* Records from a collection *
= = = = = = =
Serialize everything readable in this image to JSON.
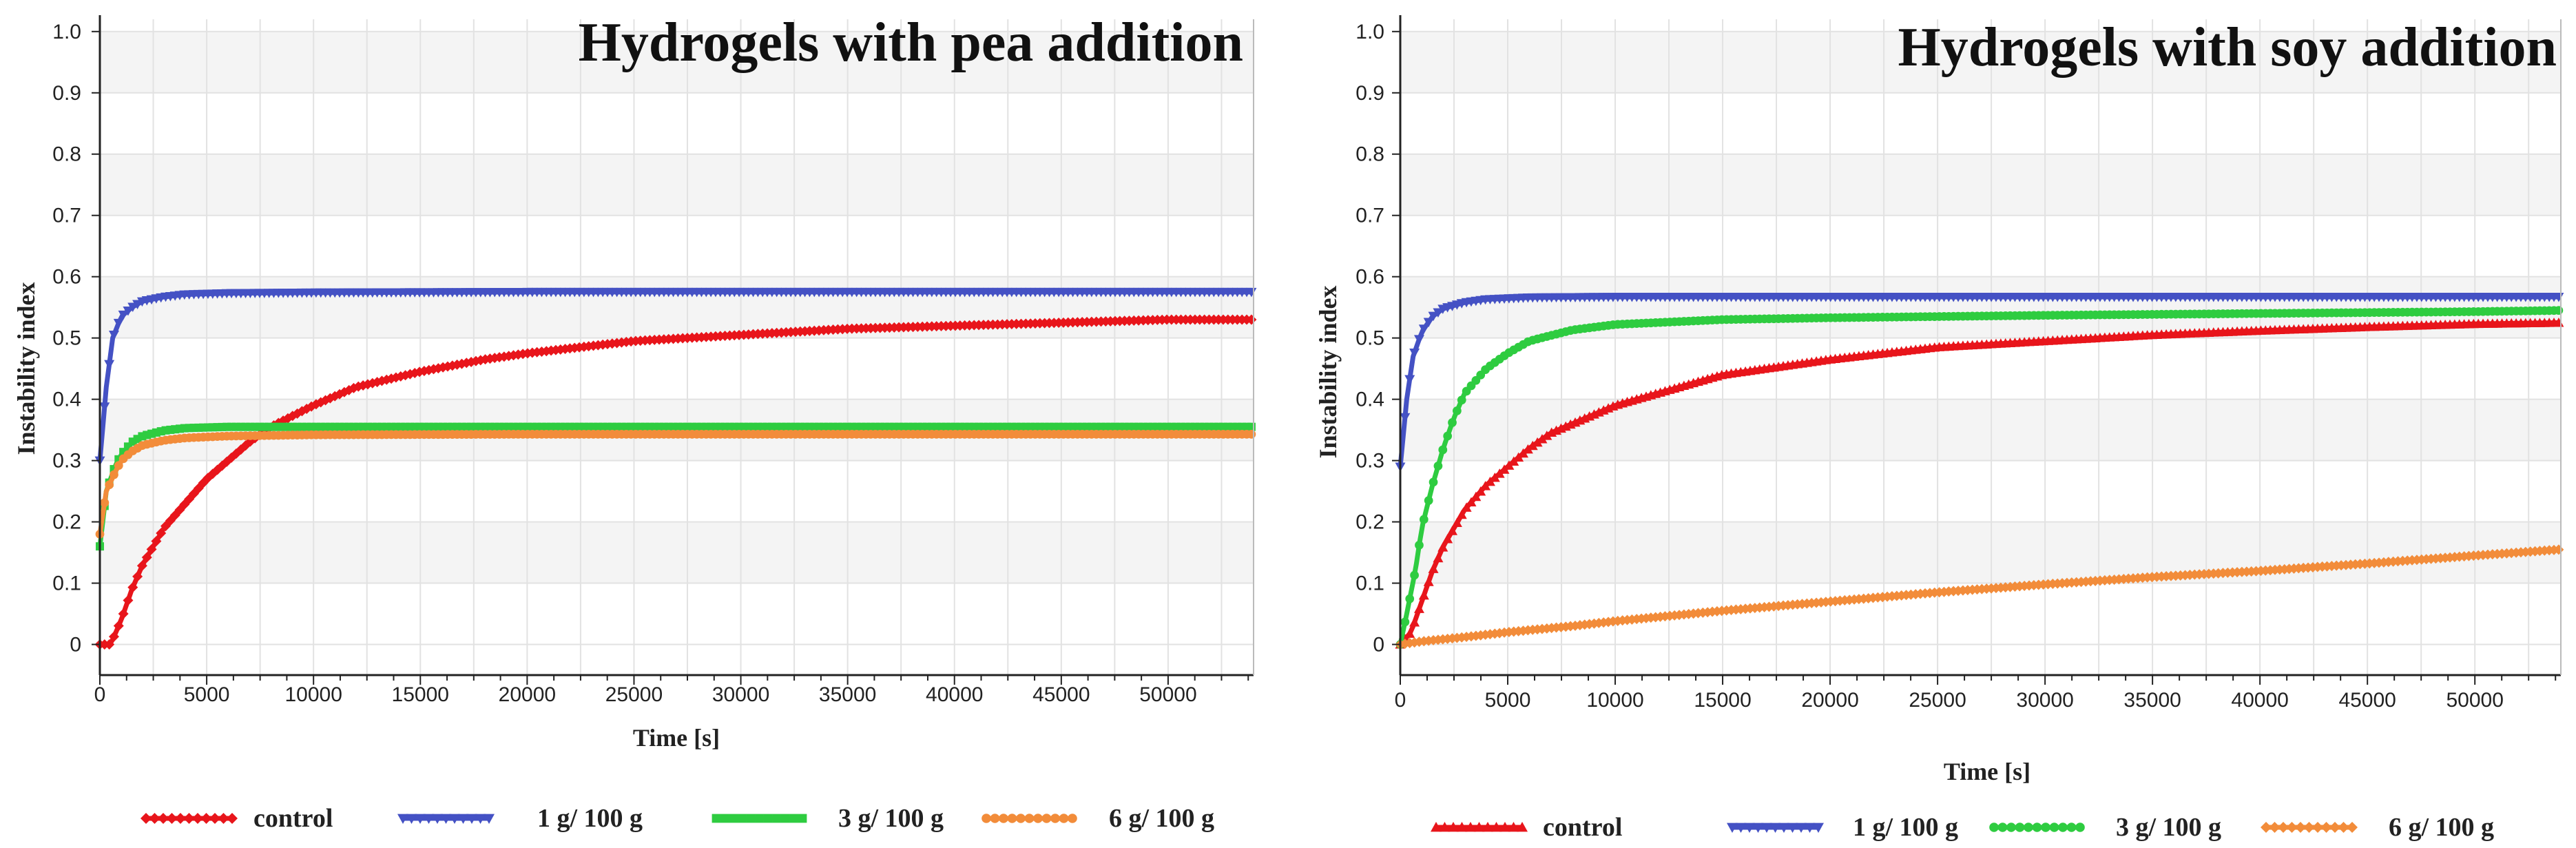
{
  "colors": {
    "control": "#e8151b",
    "c1": "#4451c4",
    "c3": "#2ecc40",
    "c6": "#f28c3a"
  },
  "chart_data": [
    {
      "type": "line",
      "title": "Hydrogels with pea addition",
      "xlabel": "Time [s]",
      "ylabel": "Instability  index",
      "xlim": [
        0,
        54000
      ],
      "ylim": [
        -0.05,
        1.02
      ],
      "xticks": [
        0,
        5000,
        10000,
        15000,
        20000,
        25000,
        30000,
        35000,
        40000,
        45000,
        50000
      ],
      "yticks": [
        0,
        0.1,
        0.2,
        0.3,
        0.4,
        0.5,
        0.6,
        0.7,
        0.8,
        0.9,
        1.0
      ],
      "ytick_labels": [
        "0",
        "0.1",
        "0.2",
        "0.3",
        "0.4",
        "0.5",
        "0.6",
        "0.7",
        "0.8",
        "0.9",
        "1.0"
      ],
      "grid": true,
      "legend_position": "bottom",
      "series": [
        {
          "name": "control",
          "color_key": "control",
          "marker": "diamond",
          "x": [
            0,
            500,
            1000,
            1500,
            2000,
            3000,
            4000,
            5000,
            6000,
            7000,
            8000,
            10000,
            12000,
            15000,
            18000,
            20000,
            25000,
            30000,
            35000,
            40000,
            45000,
            50000,
            54000
          ],
          "values": [
            0.0,
            0.0,
            0.04,
            0.09,
            0.13,
            0.19,
            0.23,
            0.27,
            0.3,
            0.33,
            0.355,
            0.39,
            0.42,
            0.445,
            0.465,
            0.475,
            0.495,
            0.505,
            0.515,
            0.52,
            0.525,
            0.53,
            0.53
          ]
        },
        {
          "name": "1 g/ 100 g",
          "color_key": "c1",
          "marker": "triangle-down",
          "x": [
            0,
            300,
            600,
            1000,
            1500,
            2000,
            3000,
            4000,
            6000,
            10000,
            20000,
            30000,
            40000,
            50000,
            54000
          ],
          "values": [
            0.3,
            0.42,
            0.5,
            0.535,
            0.55,
            0.56,
            0.567,
            0.571,
            0.573,
            0.574,
            0.575,
            0.575,
            0.575,
            0.575,
            0.575
          ]
        },
        {
          "name": "3 g/ 100 g",
          "color_key": "c3",
          "marker": "square",
          "x": [
            0,
            300,
            700,
            1000,
            1500,
            2000,
            3000,
            4000,
            6000,
            10000,
            20000,
            30000,
            40000,
            50000,
            54000
          ],
          "values": [
            0.16,
            0.25,
            0.29,
            0.31,
            0.33,
            0.34,
            0.349,
            0.353,
            0.355,
            0.355,
            0.355,
            0.355,
            0.355,
            0.355,
            0.355
          ]
        },
        {
          "name": "6 g/ 100 g",
          "color_key": "c6",
          "marker": "circle",
          "x": [
            0,
            300,
            700,
            1000,
            1500,
            2000,
            3000,
            4000,
            6000,
            10000,
            20000,
            30000,
            40000,
            50000,
            54000
          ],
          "values": [
            0.18,
            0.25,
            0.28,
            0.3,
            0.315,
            0.325,
            0.333,
            0.337,
            0.34,
            0.342,
            0.343,
            0.343,
            0.343,
            0.343,
            0.343
          ]
        }
      ]
    },
    {
      "type": "line",
      "title": "Hydrogels with soy addition",
      "xlabel": "Time [s]",
      "ylabel": "Instability  index",
      "xlim": [
        0,
        54000
      ],
      "ylim": [
        -0.05,
        1.02
      ],
      "xticks": [
        0,
        5000,
        10000,
        15000,
        20000,
        25000,
        30000,
        35000,
        40000,
        45000,
        50000
      ],
      "yticks": [
        0,
        0.1,
        0.2,
        0.3,
        0.4,
        0.5,
        0.6,
        0.7,
        0.8,
        0.9,
        1.0
      ],
      "ytick_labels": [
        "0",
        "0.1",
        "0.2",
        "0.3",
        "0.4",
        "0.5",
        "0.6",
        "0.7",
        "0.8",
        "0.9",
        "1.0"
      ],
      "grid": true,
      "legend_position": "bottom",
      "series": [
        {
          "name": "control",
          "color_key": "control",
          "marker": "triangle-up",
          "x": [
            0,
            500,
            1000,
            1500,
            2000,
            3000,
            4000,
            5000,
            6000,
            7000,
            8000,
            10000,
            12000,
            15000,
            20000,
            25000,
            30000,
            35000,
            40000,
            45000,
            50000,
            54000
          ],
          "values": [
            0.0,
            0.02,
            0.07,
            0.12,
            0.16,
            0.22,
            0.26,
            0.29,
            0.32,
            0.345,
            0.36,
            0.39,
            0.41,
            0.44,
            0.465,
            0.485,
            0.495,
            0.505,
            0.512,
            0.518,
            0.523,
            0.525
          ]
        },
        {
          "name": "1 g/ 100 g",
          "color_key": "c1",
          "marker": "triangle-down",
          "x": [
            0,
            300,
            600,
            1000,
            1500,
            2000,
            3000,
            4000,
            6000,
            10000,
            20000,
            30000,
            40000,
            50000,
            54000
          ],
          "values": [
            0.29,
            0.4,
            0.47,
            0.51,
            0.535,
            0.548,
            0.558,
            0.563,
            0.566,
            0.567,
            0.567,
            0.567,
            0.567,
            0.567,
            0.567
          ]
        },
        {
          "name": "3 g/ 100 g",
          "color_key": "c3",
          "marker": "circle",
          "x": [
            0,
            300,
            700,
            1000,
            1500,
            2000,
            2500,
            3000,
            4000,
            5000,
            6000,
            8000,
            10000,
            15000,
            20000,
            30000,
            40000,
            50000,
            54000
          ],
          "values": [
            0.0,
            0.05,
            0.12,
            0.19,
            0.26,
            0.32,
            0.37,
            0.41,
            0.45,
            0.475,
            0.495,
            0.513,
            0.522,
            0.53,
            0.533,
            0.537,
            0.54,
            0.543,
            0.545
          ]
        },
        {
          "name": "6 g/ 100 g",
          "color_key": "c6",
          "marker": "diamond",
          "x": [
            0,
            1000,
            3000,
            5000,
            8000,
            10000,
            15000,
            20000,
            25000,
            30000,
            35000,
            40000,
            45000,
            50000,
            54000
          ],
          "values": [
            0.0,
            0.005,
            0.012,
            0.02,
            0.03,
            0.038,
            0.055,
            0.07,
            0.085,
            0.098,
            0.11,
            0.12,
            0.132,
            0.145,
            0.155
          ]
        }
      ]
    }
  ]
}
= = = = = = =
* CHALLENGE *
Pictures in the records must not appear in the copy; transcribe everything else precisely.

* RESPONSE TO THIS EXERCISE *
Serialize everything readable in this image to JSON.
{
  "colors": {
    "control": "#e8151b",
    "c1": "#4451c4",
    "c3": "#2ecc40",
    "c6": "#f28c3a"
  },
  "chart_data": [
    {
      "type": "line",
      "title": "Hydrogels with pea addition",
      "xlabel": "Time [s]",
      "ylabel": "Instability  index",
      "xlim": [
        0,
        54000
      ],
      "ylim": [
        -0.05,
        1.02
      ],
      "xticks": [
        0,
        5000,
        10000,
        15000,
        20000,
        25000,
        30000,
        35000,
        40000,
        45000,
        50000
      ],
      "yticks": [
        0,
        0.1,
        0.2,
        0.3,
        0.4,
        0.5,
        0.6,
        0.7,
        0.8,
        0.9,
        1.0
      ],
      "ytick_labels": [
        "0",
        "0.1",
        "0.2",
        "0.3",
        "0.4",
        "0.5",
        "0.6",
        "0.7",
        "0.8",
        "0.9",
        "1.0"
      ],
      "grid": true,
      "legend_position": "bottom",
      "series": [
        {
          "name": "control",
          "color_key": "control",
          "marker": "diamond",
          "x": [
            0,
            500,
            1000,
            1500,
            2000,
            3000,
            4000,
            5000,
            6000,
            7000,
            8000,
            10000,
            12000,
            15000,
            18000,
            20000,
            25000,
            30000,
            35000,
            40000,
            45000,
            50000,
            54000
          ],
          "values": [
            0.0,
            0.0,
            0.04,
            0.09,
            0.13,
            0.19,
            0.23,
            0.27,
            0.3,
            0.33,
            0.355,
            0.39,
            0.42,
            0.445,
            0.465,
            0.475,
            0.495,
            0.505,
            0.515,
            0.52,
            0.525,
            0.53,
            0.53
          ]
        },
        {
          "name": "1 g/ 100 g",
          "color_key": "c1",
          "marker": "triangle-down",
          "x": [
            0,
            300,
            600,
            1000,
            1500,
            2000,
            3000,
            4000,
            6000,
            10000,
            20000,
            30000,
            40000,
            50000,
            54000
          ],
          "values": [
            0.3,
            0.42,
            0.5,
            0.535,
            0.55,
            0.56,
            0.567,
            0.571,
            0.573,
            0.574,
            0.575,
            0.575,
            0.575,
            0.575,
            0.575
          ]
        },
        {
          "name": "3 g/ 100 g",
          "color_key": "c3",
          "marker": "square",
          "x": [
            0,
            300,
            700,
            1000,
            1500,
            2000,
            3000,
            4000,
            6000,
            10000,
            20000,
            30000,
            40000,
            50000,
            54000
          ],
          "values": [
            0.16,
            0.25,
            0.29,
            0.31,
            0.33,
            0.34,
            0.349,
            0.353,
            0.355,
            0.355,
            0.355,
            0.355,
            0.355,
            0.355,
            0.355
          ]
        },
        {
          "name": "6 g/ 100 g",
          "color_key": "c6",
          "marker": "circle",
          "x": [
            0,
            300,
            700,
            1000,
            1500,
            2000,
            3000,
            4000,
            6000,
            10000,
            20000,
            30000,
            40000,
            50000,
            54000
          ],
          "values": [
            0.18,
            0.25,
            0.28,
            0.3,
            0.315,
            0.325,
            0.333,
            0.337,
            0.34,
            0.342,
            0.343,
            0.343,
            0.343,
            0.343,
            0.343
          ]
        }
      ]
    },
    {
      "type": "line",
      "title": "Hydrogels with soy addition",
      "xlabel": "Time [s]",
      "ylabel": "Instability  index",
      "xlim": [
        0,
        54000
      ],
      "ylim": [
        -0.05,
        1.02
      ],
      "xticks": [
        0,
        5000,
        10000,
        15000,
        20000,
        25000,
        30000,
        35000,
        40000,
        45000,
        50000
      ],
      "yticks": [
        0,
        0.1,
        0.2,
        0.3,
        0.4,
        0.5,
        0.6,
        0.7,
        0.8,
        0.9,
        1.0
      ],
      "ytick_labels": [
        "0",
        "0.1",
        "0.2",
        "0.3",
        "0.4",
        "0.5",
        "0.6",
        "0.7",
        "0.8",
        "0.9",
        "1.0"
      ],
      "grid": true,
      "legend_position": "bottom",
      "series": [
        {
          "name": "control",
          "color_key": "control",
          "marker": "triangle-up",
          "x": [
            0,
            500,
            1000,
            1500,
            2000,
            3000,
            4000,
            5000,
            6000,
            7000,
            8000,
            10000,
            12000,
            15000,
            20000,
            25000,
            30000,
            35000,
            40000,
            45000,
            50000,
            54000
          ],
          "values": [
            0.0,
            0.02,
            0.07,
            0.12,
            0.16,
            0.22,
            0.26,
            0.29,
            0.32,
            0.345,
            0.36,
            0.39,
            0.41,
            0.44,
            0.465,
            0.485,
            0.495,
            0.505,
            0.512,
            0.518,
            0.523,
            0.525
          ]
        },
        {
          "name": "1 g/ 100 g",
          "color_key": "c1",
          "marker": "triangle-down",
          "x": [
            0,
            300,
            600,
            1000,
            1500,
            2000,
            3000,
            4000,
            6000,
            10000,
            20000,
            30000,
            40000,
            50000,
            54000
          ],
          "values": [
            0.29,
            0.4,
            0.47,
            0.51,
            0.535,
            0.548,
            0.558,
            0.563,
            0.566,
            0.567,
            0.567,
            0.567,
            0.567,
            0.567,
            0.567
          ]
        },
        {
          "name": "3 g/ 100 g",
          "color_key": "c3",
          "marker": "circle",
          "x": [
            0,
            300,
            700,
            1000,
            1500,
            2000,
            2500,
            3000,
            4000,
            5000,
            6000,
            8000,
            10000,
            15000,
            20000,
            30000,
            40000,
            50000,
            54000
          ],
          "values": [
            0.0,
            0.05,
            0.12,
            0.19,
            0.26,
            0.32,
            0.37,
            0.41,
            0.45,
            0.475,
            0.495,
            0.513,
            0.522,
            0.53,
            0.533,
            0.537,
            0.54,
            0.543,
            0.545
          ]
        },
        {
          "name": "6 g/ 100 g",
          "color_key": "c6",
          "marker": "diamond",
          "x": [
            0,
            1000,
            3000,
            5000,
            8000,
            10000,
            15000,
            20000,
            25000,
            30000,
            35000,
            40000,
            45000,
            50000,
            54000
          ],
          "values": [
            0.0,
            0.005,
            0.012,
            0.02,
            0.03,
            0.038,
            0.055,
            0.07,
            0.085,
            0.098,
            0.11,
            0.12,
            0.132,
            0.145,
            0.155
          ]
        }
      ]
    }
  ]
}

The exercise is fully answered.